▸ **Problems to solve**:
A. In the passage about care during Covid, rewrite the paragraph beginning "For example, there have been many situations reported" as a short bulleted list that keeps its main facts.
B. Translate this sentence from the passage about care during Covid into Spanish: "This has had a significant impact on individuals’ quality of life while in care."
C. Resume the passage about care during Covid from the point where it stops.
[[ Provided passage, beginning ]]
It has been a trying few years for everyone with the impact of Covid and related restrictions. During this time, I have been privileged to see some incredible person-centred care. For example, one of the homes I have worked with went above and beyond to ensure that an isolating gentleman with learning disabilities, who had tested positive, had a staff member at his door throughout the day to engage with him and give him someone to talk to. They also supported him by doing activities at a distance and he had thrice-daily supported access to the gardens to get fresh air and a change of scene.
I am sure many readers will have also seen clips online of residents playing ‘hungry hippo’ spaced out around a large social area, or playing virtual bingo. These are just a few examples of innovative, thoughtful practises where staff have banded together to promote quality of life for service users in trying times.
Isolation and seclusion of vulnerable people
While there are certainly many examples of good practice out there, there have also been a number of cases where care teams have perhaps been understaffed, or lack in sufficient understanding of how to grade and adapt to challenges. This has had a significant impact on individuals’ quality of life while in care.
For example, there have been many situations reported where service users have been confined to their rooms ‘for their own good’, whether or not they have tested positive for Covid-19. While Covid guidance for care environments has recently been changed by government from 14 days isolation to 10, there seems to be a general lack of understanding in the care system that this is guidance – it is not a universal rule to be applied without thought. Indeed, risk assessments for individuals can still be carried out under Covid guidelines, in order to ensure least restrictive practice and that we are not being detrimental to residents’ mental health.
This leads me to wonder: how exactly have care homes been encouraging isolation among Covid-positive patients in cases where the individual cannot comprehend or retain information? Is it fair and proportionate that those most vulnerable are being further restricted in their own homes compared to the mass population who now have only 5 days isolation if tests present as clear?
I have seen one particularly poor example of practice in this area, where a home offered an individual with complex mental health issues the choice to move to an empty floor with multiple rooms to isolate in, or to remain in his usual room. After consultation, he was relocated to said empty floor and showed no symptoms of Covid throughout his isolation in this time. However, the team supporting him soon noticed a rapid decline in his daily engagement as he became increasingly withdrawn: not using the available space, laying on his bed all day and declining all activities, even watching TV or listening music. By the seventh day, he was witnessed by several staff members to be whispering ‘help’ as he sat alone in his bedroom. It was only at this point that an escalation was finally raised.
[[ Provided passage, end ]]
[[ Records, beginning ]]
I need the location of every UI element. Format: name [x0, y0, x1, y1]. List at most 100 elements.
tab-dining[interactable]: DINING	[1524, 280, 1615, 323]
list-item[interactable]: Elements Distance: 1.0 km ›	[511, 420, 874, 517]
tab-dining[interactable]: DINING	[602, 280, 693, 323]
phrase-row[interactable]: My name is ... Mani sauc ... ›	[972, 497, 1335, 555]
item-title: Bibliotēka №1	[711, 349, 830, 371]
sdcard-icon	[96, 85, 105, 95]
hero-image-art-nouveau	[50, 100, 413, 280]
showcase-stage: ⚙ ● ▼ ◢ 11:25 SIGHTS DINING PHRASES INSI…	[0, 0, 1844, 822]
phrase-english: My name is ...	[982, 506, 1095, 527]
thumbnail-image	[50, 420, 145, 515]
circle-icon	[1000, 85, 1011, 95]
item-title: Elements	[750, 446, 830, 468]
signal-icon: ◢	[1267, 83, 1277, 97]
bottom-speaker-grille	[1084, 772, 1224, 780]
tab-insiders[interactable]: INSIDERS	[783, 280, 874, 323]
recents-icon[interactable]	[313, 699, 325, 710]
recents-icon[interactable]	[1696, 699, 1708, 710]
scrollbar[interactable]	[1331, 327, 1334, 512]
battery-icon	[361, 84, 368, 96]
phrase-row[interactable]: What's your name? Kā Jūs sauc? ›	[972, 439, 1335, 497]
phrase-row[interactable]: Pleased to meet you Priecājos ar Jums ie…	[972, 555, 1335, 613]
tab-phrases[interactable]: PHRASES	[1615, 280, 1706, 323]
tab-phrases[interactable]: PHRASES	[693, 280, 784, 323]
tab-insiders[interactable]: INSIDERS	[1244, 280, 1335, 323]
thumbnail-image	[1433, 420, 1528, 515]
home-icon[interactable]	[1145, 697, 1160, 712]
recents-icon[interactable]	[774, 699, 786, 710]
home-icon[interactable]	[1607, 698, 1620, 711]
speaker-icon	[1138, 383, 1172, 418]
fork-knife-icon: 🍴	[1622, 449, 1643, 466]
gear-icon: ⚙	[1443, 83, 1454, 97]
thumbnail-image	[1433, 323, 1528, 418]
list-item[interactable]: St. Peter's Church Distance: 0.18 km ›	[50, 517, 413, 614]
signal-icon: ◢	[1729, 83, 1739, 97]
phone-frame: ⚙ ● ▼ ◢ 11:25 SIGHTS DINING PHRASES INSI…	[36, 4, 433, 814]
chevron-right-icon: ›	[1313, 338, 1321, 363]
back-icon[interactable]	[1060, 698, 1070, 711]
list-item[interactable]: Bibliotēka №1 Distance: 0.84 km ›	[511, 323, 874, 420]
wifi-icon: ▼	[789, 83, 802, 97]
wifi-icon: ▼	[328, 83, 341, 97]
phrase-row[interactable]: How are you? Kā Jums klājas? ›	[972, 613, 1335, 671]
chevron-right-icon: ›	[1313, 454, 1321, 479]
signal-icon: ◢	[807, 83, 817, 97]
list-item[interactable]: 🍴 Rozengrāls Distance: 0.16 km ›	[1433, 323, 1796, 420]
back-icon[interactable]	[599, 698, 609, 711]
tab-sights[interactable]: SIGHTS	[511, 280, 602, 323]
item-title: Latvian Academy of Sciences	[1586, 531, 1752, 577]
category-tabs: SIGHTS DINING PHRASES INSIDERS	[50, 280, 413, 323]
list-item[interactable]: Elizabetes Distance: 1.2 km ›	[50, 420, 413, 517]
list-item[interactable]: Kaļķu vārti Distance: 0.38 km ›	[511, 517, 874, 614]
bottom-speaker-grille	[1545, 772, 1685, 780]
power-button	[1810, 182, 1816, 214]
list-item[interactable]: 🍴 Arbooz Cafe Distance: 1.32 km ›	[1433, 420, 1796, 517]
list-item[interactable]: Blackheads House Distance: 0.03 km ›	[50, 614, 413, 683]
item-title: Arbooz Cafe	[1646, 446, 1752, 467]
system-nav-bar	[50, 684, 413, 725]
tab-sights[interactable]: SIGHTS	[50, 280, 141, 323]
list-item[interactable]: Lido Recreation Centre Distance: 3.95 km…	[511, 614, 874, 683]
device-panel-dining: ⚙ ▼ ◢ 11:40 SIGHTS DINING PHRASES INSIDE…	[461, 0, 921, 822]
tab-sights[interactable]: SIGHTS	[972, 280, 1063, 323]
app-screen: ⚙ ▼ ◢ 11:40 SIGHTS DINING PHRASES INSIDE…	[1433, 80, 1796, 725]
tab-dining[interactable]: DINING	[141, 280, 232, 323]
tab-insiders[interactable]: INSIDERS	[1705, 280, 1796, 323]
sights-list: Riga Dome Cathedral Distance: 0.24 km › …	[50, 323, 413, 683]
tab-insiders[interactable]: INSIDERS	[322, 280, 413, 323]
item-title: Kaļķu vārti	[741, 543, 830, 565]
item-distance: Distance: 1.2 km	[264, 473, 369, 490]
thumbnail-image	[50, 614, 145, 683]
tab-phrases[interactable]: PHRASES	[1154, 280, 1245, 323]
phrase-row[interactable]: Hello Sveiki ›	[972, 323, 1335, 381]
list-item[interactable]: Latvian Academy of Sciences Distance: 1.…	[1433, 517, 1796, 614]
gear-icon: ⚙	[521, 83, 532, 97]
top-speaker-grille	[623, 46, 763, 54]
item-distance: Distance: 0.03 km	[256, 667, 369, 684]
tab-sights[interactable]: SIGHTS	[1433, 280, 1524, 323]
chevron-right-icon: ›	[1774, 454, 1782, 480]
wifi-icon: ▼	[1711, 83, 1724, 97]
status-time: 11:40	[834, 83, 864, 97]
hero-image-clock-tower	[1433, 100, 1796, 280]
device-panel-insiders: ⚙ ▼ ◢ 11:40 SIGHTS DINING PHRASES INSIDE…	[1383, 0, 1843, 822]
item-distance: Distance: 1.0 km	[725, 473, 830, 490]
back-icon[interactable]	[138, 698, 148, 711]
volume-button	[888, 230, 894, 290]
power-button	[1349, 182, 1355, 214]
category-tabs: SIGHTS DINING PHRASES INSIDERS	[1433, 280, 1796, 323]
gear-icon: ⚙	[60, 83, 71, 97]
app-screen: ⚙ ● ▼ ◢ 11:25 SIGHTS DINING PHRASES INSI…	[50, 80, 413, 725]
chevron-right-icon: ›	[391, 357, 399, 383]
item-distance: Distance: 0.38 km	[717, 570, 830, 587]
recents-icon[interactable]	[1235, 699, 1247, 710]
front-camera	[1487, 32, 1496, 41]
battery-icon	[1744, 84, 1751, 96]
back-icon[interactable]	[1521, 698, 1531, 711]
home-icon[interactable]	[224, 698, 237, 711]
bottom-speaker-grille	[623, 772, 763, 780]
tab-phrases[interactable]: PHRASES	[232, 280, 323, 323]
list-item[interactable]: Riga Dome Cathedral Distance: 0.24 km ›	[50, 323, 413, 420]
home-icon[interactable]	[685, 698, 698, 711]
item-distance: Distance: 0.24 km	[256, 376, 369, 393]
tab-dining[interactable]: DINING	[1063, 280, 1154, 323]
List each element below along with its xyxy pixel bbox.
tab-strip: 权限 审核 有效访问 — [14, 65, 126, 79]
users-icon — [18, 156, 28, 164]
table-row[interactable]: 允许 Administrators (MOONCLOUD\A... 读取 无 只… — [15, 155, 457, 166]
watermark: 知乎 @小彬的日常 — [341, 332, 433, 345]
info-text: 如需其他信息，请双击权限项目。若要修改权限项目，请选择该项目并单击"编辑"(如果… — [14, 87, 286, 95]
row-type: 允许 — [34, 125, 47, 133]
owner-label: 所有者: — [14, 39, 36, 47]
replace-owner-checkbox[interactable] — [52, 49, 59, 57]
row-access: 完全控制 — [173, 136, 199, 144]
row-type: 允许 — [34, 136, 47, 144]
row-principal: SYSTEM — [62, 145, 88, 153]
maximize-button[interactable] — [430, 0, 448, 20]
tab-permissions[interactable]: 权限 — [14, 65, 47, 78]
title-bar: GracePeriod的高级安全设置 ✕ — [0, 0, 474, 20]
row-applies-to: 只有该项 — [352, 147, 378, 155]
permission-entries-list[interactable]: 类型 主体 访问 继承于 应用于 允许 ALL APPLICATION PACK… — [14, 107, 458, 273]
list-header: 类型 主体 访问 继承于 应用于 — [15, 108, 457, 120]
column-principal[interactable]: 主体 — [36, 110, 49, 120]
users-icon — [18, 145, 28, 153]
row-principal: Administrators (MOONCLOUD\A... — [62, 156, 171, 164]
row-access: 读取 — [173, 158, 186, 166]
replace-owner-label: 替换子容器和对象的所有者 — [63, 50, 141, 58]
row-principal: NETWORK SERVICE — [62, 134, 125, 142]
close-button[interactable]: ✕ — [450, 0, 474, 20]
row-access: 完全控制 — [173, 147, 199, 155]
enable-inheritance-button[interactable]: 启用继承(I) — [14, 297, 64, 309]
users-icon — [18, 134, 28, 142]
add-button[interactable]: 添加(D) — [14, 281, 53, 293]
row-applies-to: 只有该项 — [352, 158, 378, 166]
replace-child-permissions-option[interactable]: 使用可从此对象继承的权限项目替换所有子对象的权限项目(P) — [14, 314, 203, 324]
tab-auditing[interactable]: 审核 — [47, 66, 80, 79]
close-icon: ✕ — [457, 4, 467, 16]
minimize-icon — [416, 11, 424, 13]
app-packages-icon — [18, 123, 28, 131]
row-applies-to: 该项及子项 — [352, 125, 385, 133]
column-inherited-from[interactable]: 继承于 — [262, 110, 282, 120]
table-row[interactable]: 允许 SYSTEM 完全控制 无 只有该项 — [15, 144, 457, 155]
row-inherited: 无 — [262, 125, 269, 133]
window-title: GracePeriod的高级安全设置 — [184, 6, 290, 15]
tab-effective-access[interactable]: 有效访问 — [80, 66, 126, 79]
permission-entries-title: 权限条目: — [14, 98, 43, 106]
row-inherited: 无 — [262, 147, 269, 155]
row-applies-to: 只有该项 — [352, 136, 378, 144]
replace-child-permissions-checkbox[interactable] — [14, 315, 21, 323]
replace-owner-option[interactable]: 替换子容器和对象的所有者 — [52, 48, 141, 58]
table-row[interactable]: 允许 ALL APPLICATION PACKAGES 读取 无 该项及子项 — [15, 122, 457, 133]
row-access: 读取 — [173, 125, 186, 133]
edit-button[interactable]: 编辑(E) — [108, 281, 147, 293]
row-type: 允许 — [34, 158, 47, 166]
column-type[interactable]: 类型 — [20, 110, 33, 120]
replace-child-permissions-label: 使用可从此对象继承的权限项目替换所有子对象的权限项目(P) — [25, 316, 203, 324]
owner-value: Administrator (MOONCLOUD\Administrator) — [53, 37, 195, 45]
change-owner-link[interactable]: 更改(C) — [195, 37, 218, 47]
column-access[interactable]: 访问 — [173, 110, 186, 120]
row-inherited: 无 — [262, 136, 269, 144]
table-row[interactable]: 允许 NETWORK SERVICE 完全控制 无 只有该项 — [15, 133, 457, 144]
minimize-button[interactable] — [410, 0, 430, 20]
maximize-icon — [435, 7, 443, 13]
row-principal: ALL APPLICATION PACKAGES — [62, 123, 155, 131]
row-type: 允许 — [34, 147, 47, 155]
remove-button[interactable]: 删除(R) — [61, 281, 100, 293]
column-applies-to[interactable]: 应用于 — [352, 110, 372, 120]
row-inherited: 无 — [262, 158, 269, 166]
[[ Records, end ]]
▸ **Exercise responses**:
A.
- Many service users have reportedly been confined to their rooms "for their own good," whether or not they tested positive for Covid-19.
- The government recently cut isolation in care settings from 14 days to 10.
- The care system often fails to treat this as guidance rather than a universal rule to apply without thought.
- Risk assessments for individuals can still be carried out under Covid guidelines. They help ensure least restrictive practice and avoid harming residents' mental health.

B. Esto ha tenido un impacto significativo en la calidad de vida de las personas mientras reciben cuidados.

C.
I am sure many readers will agree that this incident is unacceptable, and is certainly not an example of ‘reasonable’ and ‘proportionate’ isolation. Indeed, I suggest that it is actually a case of disproportionate seclusion.
According to the Mental Health Act Code of Practice, seclusion is defined as:
the supervised confinement and isolation of a patient, away from other patients, in an area from which the patient is prevented from leaving, where it is of immediate necessity for the purpose of the containment of severe behavioural disturbance which is likely to cause harm to othersMental Health Act (1983), Code of Practice
Considering this definition, there is an argument that any individual in isolation within a care setting is being secluded. For which we all have a duty of care to prevent harm, uphold safety and wellbeing, maintain dignity and respect, and ensure ethical practice. It is therefore essential to maintain professional communication and carry out sufficient action planning with continual review, while also implementing mental health support plans as required.
We must not forget what seclusion is, nor how seclusion can have damaging effects, both short and long term, Therefore we should be taking steps to ensure that Covid isolation does not become seclusion, as it did in the case above. After all, seclusion is a form of restraint that should only be used if absolutely necessary. It should also be proportionate and justifiable under the Mental Health Act for the least amount of time possible.
Seclusion should certainly not be used for anything relating to Covid.